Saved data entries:
— start —

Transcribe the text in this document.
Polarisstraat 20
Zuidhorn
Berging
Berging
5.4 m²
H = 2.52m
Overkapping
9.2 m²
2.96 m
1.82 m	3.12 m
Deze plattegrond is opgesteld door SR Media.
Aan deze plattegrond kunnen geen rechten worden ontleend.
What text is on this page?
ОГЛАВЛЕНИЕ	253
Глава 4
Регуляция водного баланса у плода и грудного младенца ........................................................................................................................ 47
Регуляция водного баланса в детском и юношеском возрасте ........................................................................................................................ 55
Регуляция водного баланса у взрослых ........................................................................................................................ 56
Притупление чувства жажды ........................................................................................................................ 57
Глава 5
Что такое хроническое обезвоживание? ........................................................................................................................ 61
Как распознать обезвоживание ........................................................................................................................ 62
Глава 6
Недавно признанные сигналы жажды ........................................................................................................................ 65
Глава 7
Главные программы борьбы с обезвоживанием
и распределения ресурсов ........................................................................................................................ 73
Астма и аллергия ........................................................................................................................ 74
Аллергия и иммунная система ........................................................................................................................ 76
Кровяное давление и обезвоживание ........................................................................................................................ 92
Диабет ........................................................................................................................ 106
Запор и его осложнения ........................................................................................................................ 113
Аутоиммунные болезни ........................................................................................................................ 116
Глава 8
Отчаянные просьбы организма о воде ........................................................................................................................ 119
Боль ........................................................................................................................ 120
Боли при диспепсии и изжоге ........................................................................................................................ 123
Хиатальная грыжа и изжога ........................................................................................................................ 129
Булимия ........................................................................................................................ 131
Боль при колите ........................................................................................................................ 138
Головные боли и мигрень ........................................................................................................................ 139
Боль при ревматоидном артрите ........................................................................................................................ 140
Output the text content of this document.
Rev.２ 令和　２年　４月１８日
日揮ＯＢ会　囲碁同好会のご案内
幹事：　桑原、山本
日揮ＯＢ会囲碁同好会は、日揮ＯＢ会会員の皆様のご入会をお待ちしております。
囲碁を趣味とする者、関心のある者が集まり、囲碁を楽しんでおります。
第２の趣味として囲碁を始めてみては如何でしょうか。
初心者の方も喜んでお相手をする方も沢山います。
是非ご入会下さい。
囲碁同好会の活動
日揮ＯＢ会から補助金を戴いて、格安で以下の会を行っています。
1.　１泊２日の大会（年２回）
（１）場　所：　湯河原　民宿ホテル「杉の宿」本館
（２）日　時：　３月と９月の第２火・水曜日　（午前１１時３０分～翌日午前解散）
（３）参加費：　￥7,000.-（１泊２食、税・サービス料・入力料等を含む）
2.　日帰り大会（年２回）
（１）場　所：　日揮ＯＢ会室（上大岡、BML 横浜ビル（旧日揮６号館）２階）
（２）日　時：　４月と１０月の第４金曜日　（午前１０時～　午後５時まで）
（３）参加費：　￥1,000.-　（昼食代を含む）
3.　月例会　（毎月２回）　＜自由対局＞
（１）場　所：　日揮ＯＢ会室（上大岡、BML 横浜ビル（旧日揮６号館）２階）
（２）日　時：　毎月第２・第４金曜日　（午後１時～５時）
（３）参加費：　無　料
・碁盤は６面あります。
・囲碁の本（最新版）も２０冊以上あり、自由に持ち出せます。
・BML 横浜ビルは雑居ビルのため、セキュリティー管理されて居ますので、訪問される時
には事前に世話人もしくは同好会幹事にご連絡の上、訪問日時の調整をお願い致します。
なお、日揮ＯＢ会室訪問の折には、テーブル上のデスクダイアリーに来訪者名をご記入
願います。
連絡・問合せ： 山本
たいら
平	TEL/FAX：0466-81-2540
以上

— end —

[What the exercise asks] Identify each line holding the string "Глава", and copy it out.

[Task solution]
Глава 4
Глава 5
Глава 6
Глава 7
Глава 8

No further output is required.